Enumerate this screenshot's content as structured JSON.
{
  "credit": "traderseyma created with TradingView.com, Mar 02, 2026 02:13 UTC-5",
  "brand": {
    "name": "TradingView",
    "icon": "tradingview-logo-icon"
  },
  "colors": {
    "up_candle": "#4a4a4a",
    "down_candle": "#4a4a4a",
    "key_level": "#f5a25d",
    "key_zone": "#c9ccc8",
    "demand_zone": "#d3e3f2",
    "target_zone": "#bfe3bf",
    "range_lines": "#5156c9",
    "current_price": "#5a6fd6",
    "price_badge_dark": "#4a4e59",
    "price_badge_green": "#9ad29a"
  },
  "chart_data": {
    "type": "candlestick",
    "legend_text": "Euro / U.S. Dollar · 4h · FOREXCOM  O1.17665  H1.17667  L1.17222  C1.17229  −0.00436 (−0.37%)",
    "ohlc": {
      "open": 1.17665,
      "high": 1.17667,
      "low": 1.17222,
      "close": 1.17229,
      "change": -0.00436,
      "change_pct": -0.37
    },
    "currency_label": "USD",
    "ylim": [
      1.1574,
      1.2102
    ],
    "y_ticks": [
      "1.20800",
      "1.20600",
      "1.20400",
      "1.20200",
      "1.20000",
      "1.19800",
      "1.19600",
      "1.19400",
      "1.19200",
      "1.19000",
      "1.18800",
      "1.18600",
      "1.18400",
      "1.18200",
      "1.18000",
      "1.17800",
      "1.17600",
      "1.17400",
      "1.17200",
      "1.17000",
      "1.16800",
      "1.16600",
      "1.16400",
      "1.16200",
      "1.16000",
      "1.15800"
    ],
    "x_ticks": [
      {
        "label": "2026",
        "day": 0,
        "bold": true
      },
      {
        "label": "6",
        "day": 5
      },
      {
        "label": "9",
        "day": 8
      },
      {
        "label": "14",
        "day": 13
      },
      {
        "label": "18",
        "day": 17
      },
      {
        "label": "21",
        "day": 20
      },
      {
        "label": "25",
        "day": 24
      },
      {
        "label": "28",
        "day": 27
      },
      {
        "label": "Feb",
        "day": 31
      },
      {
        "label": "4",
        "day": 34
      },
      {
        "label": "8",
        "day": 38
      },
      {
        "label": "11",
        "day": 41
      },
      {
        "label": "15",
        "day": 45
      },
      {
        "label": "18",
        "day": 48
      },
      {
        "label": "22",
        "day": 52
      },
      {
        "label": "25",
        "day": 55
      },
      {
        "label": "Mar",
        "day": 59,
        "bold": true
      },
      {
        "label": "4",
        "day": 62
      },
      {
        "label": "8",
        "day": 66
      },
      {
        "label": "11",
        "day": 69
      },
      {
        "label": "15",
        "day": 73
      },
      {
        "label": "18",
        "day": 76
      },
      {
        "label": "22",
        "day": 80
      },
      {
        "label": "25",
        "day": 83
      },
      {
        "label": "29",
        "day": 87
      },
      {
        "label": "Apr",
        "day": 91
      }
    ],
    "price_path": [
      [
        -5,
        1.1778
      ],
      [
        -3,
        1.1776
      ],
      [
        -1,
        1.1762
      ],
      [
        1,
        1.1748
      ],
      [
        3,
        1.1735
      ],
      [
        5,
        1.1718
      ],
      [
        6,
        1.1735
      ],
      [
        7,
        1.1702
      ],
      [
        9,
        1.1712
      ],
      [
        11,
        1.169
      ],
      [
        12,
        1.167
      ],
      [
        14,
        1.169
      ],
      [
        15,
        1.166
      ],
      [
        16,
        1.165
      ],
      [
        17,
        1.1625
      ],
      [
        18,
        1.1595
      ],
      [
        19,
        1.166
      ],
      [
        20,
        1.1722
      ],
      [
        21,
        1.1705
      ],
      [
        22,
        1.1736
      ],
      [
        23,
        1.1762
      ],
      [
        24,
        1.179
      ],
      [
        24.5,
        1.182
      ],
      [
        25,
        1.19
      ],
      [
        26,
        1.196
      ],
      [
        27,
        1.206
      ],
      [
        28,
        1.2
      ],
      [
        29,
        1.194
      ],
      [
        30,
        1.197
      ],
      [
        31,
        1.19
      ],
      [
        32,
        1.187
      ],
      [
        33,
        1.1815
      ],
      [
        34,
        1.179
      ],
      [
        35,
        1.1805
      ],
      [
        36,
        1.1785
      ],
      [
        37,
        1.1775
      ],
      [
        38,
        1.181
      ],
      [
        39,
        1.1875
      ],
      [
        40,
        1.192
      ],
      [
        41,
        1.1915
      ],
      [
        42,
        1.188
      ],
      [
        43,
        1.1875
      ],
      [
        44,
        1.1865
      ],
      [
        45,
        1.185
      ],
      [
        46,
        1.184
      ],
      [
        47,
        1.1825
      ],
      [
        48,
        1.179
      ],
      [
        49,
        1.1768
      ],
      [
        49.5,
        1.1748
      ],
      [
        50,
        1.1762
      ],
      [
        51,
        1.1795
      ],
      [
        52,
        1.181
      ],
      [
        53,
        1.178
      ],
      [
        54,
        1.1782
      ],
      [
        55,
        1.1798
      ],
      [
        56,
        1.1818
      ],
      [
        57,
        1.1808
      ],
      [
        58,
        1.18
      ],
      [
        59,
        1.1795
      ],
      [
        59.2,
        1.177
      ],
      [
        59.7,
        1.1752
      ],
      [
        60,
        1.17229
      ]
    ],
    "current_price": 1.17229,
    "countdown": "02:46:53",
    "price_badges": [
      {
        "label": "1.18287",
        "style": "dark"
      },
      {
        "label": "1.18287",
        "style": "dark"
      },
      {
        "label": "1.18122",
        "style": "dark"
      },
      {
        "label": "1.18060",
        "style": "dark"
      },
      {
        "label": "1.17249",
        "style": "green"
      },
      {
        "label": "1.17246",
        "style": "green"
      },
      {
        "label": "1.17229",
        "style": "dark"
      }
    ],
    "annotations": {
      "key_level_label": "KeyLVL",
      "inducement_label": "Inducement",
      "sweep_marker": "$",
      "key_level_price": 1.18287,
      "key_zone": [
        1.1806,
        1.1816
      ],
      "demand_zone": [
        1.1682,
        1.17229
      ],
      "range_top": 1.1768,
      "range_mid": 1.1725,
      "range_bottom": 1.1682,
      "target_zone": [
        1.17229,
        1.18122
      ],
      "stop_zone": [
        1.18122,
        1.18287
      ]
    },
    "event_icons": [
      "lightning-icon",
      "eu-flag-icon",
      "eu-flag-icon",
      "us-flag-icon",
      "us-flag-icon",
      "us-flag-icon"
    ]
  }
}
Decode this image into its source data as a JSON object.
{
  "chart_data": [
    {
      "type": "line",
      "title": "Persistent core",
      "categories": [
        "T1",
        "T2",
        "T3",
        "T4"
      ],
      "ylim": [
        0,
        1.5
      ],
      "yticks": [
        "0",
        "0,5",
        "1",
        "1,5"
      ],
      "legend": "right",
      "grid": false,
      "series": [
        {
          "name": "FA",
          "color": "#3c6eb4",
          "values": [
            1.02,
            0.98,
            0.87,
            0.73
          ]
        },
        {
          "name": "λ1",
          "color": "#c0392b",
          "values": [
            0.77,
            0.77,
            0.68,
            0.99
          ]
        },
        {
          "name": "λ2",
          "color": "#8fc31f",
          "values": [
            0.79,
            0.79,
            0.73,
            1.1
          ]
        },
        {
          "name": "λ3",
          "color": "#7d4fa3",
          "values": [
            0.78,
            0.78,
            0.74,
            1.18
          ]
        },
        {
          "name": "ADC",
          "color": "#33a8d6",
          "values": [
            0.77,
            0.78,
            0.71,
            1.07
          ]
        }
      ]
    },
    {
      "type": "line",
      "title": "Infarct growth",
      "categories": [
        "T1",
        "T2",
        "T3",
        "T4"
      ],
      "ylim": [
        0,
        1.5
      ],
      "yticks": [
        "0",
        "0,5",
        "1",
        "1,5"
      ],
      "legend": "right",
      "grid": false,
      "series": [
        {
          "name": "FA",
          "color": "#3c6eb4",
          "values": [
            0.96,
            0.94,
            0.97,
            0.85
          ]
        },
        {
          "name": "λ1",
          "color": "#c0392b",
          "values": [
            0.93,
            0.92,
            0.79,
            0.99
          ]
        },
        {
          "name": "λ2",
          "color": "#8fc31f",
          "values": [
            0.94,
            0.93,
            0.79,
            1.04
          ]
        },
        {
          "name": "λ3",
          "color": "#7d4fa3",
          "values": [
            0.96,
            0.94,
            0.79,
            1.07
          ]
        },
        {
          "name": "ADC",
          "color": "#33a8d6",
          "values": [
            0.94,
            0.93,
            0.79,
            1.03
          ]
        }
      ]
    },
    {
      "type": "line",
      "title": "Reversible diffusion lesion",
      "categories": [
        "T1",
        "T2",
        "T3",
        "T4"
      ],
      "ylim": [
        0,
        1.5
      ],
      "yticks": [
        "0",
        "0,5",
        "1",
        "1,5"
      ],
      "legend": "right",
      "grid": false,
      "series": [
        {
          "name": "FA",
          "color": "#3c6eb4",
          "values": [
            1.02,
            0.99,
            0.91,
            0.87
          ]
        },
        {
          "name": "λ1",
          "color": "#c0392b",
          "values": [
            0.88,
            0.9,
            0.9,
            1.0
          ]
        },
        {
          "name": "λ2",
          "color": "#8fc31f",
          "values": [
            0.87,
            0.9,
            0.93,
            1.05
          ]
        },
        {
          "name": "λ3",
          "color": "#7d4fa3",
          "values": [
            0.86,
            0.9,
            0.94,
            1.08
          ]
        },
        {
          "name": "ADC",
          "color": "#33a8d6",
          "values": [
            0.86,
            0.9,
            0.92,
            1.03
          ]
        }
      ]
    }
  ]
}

--

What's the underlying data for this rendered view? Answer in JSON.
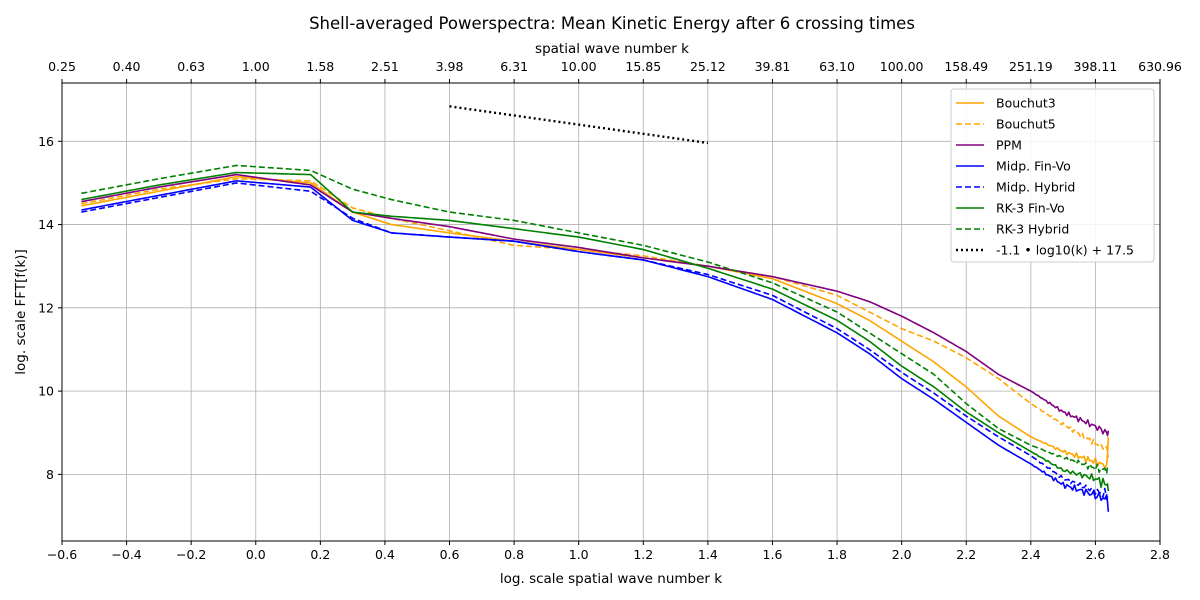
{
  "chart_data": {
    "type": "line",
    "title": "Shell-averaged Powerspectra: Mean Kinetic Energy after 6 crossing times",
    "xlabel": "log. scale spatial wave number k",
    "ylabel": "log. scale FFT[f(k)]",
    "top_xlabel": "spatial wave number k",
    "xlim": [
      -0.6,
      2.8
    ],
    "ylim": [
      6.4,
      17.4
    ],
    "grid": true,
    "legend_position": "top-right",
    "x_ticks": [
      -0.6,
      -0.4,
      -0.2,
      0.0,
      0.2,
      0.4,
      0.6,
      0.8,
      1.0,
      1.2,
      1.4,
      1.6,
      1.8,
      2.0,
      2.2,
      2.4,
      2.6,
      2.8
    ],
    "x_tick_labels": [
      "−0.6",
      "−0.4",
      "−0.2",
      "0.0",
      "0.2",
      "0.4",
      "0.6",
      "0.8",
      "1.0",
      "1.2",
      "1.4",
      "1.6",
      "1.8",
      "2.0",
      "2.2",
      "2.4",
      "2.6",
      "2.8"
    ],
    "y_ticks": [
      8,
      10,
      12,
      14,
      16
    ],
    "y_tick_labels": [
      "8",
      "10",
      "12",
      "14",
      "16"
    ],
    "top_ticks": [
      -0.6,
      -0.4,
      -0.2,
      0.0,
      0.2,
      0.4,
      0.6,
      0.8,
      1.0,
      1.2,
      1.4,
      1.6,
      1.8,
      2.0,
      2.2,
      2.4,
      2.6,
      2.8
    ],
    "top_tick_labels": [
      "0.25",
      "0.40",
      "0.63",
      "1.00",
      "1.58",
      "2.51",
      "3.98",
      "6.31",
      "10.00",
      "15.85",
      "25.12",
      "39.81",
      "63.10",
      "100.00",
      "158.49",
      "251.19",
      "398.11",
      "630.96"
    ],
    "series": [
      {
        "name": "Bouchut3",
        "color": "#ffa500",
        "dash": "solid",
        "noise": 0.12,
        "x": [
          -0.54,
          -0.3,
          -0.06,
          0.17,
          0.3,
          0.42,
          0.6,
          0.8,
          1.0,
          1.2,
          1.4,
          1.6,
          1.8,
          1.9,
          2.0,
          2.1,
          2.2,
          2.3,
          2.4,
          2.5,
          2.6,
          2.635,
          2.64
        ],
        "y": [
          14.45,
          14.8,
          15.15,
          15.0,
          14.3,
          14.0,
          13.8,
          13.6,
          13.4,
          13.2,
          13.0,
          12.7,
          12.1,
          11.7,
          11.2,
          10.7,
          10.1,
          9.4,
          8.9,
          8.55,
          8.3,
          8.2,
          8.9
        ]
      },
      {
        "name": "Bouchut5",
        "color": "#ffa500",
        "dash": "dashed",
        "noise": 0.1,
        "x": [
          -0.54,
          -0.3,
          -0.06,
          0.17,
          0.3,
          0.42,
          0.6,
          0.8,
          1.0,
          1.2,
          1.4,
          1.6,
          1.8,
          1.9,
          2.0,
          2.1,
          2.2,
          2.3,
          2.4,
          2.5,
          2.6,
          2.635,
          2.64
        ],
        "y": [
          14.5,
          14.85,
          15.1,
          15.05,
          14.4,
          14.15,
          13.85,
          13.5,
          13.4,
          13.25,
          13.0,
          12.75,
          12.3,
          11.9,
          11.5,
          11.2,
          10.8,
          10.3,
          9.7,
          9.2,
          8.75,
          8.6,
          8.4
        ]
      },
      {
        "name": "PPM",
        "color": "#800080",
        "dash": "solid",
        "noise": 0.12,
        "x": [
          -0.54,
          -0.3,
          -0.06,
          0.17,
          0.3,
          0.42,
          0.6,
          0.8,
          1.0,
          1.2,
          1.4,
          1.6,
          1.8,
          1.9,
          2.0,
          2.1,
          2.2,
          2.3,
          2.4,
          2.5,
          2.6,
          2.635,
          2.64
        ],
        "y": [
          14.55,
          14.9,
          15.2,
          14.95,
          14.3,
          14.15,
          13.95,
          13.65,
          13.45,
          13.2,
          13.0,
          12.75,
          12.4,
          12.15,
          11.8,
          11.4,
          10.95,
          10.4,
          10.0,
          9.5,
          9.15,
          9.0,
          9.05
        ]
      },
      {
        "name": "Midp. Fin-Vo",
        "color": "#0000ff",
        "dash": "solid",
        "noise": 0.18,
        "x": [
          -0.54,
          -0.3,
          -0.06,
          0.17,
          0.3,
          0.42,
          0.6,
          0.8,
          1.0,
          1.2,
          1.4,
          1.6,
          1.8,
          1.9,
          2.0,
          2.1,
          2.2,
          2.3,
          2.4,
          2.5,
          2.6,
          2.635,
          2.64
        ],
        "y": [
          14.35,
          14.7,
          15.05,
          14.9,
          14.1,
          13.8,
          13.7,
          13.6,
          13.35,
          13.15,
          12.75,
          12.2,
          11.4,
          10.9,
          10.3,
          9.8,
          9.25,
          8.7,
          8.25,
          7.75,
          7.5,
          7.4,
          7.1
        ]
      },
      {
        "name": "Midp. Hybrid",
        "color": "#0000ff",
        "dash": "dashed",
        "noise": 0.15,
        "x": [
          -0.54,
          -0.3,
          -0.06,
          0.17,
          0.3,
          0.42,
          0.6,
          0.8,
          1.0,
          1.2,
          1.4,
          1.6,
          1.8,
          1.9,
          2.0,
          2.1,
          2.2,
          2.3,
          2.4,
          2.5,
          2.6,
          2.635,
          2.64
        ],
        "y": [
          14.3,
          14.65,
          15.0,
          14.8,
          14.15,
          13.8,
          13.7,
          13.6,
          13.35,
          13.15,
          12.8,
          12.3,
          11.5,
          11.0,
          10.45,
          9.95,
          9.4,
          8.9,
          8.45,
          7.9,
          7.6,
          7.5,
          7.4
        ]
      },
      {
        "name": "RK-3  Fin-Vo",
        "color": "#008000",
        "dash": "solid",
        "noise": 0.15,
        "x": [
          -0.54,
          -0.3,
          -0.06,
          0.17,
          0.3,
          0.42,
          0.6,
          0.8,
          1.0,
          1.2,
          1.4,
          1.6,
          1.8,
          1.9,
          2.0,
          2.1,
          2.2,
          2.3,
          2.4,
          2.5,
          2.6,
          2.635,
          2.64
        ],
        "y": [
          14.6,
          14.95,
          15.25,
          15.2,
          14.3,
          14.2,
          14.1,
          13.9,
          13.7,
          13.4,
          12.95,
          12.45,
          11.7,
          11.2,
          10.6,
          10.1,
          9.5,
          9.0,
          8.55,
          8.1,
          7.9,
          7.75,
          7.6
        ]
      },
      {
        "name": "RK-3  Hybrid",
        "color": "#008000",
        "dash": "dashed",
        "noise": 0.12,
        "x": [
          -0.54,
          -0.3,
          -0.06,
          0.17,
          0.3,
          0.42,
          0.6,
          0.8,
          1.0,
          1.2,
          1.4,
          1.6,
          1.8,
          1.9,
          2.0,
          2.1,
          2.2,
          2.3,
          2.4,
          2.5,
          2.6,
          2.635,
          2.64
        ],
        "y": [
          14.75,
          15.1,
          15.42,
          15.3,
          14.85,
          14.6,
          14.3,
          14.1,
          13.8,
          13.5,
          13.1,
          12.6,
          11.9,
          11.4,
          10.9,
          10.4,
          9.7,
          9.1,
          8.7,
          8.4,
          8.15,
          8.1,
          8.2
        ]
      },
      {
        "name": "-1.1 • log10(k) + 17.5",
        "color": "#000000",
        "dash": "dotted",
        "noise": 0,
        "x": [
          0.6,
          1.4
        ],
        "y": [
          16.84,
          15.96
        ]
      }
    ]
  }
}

==

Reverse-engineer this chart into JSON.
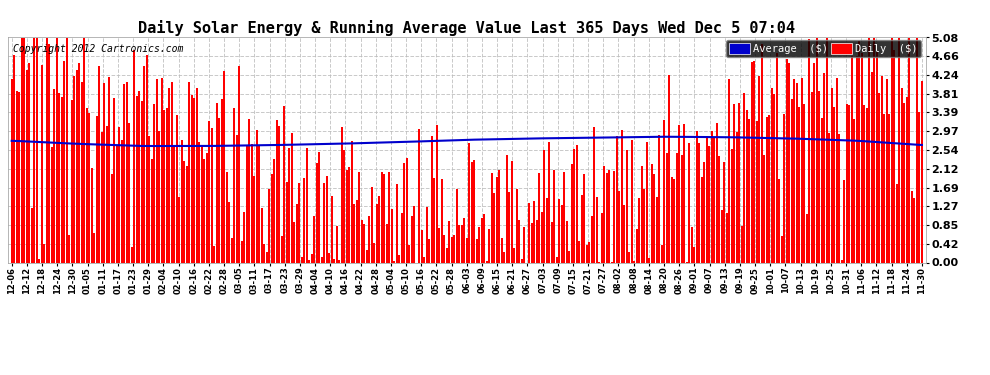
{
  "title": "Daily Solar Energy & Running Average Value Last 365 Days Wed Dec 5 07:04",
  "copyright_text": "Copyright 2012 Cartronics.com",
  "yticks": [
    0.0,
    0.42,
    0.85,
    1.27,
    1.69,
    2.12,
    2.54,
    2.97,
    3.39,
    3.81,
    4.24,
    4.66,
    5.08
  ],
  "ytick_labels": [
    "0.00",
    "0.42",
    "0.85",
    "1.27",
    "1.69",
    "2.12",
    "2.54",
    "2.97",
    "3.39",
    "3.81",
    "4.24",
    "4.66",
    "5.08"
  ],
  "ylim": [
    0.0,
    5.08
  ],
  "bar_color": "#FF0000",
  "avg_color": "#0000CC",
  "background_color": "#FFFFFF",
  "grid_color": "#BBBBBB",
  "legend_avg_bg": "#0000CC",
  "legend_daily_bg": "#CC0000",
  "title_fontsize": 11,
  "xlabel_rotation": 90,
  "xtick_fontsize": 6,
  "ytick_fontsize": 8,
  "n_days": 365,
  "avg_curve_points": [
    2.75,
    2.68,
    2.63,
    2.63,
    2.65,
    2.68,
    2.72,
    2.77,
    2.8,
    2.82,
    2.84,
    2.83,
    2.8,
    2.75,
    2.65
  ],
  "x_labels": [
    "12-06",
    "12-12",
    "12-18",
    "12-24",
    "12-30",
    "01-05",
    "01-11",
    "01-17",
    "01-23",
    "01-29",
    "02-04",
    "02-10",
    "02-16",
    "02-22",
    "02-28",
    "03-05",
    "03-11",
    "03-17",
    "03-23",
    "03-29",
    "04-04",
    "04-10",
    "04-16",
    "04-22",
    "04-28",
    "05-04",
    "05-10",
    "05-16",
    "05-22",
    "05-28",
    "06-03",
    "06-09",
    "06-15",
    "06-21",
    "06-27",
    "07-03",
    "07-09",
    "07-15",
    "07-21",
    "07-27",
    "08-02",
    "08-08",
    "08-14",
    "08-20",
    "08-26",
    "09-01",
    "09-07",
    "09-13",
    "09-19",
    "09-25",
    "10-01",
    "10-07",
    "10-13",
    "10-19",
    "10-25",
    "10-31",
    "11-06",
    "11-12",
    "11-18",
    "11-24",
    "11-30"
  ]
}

:: Given problem ::
Gather every line from the listing above in which the word "Energy" appears.

:: Correct answer ::
    "title": "Shell-averaged Powerspectra: Mean Kinetic Energy after 6 crossing times",
  "title": "Daily Solar Energy & Running Average Value Last 365 Days Wed Dec 5 07:04",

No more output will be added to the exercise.